GIVEN EXERCISE
Scan the entries below. List each line with "Gubernatorn".

___ DATASET EXCERPTS

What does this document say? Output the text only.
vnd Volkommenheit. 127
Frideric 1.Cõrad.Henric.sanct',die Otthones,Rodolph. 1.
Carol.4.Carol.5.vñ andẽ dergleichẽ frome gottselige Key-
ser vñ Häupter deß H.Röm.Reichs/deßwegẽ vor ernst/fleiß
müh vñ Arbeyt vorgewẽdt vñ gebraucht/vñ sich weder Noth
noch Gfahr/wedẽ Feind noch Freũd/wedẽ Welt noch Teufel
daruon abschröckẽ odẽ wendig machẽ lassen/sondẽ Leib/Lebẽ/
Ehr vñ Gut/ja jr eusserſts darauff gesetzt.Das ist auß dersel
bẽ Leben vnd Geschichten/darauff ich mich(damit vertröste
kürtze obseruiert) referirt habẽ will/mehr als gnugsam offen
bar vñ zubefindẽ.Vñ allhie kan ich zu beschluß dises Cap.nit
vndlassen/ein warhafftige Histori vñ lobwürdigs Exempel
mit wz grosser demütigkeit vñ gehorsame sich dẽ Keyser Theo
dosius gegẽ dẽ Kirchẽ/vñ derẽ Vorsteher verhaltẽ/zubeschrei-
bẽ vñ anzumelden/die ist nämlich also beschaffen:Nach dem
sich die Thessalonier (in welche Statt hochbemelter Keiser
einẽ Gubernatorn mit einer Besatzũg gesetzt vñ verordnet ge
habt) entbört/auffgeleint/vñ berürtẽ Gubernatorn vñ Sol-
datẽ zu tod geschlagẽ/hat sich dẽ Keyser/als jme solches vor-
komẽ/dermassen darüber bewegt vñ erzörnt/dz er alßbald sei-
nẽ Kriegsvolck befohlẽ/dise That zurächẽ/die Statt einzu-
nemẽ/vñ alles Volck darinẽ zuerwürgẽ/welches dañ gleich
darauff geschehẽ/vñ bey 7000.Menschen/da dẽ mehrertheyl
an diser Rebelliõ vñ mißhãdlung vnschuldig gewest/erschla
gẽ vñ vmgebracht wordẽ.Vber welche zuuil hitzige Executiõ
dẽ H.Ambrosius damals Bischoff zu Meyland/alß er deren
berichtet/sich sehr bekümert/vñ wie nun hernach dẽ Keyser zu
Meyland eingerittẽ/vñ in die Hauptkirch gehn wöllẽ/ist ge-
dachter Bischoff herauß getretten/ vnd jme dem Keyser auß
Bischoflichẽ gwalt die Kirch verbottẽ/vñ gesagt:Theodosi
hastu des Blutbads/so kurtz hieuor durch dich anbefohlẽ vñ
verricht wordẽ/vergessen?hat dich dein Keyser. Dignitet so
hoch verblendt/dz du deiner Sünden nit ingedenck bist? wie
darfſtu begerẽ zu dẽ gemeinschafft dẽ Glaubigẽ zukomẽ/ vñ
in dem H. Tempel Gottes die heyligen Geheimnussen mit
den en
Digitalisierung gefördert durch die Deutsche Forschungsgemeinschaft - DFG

______

EXERCISE SOLUTION
einẽ Gubernatorn mit einer Besatzũg gesetzt vñ verordnet ge
habt) entbört/auffgeleint/vñ berürtẽ Gubernatorn vñ Sol-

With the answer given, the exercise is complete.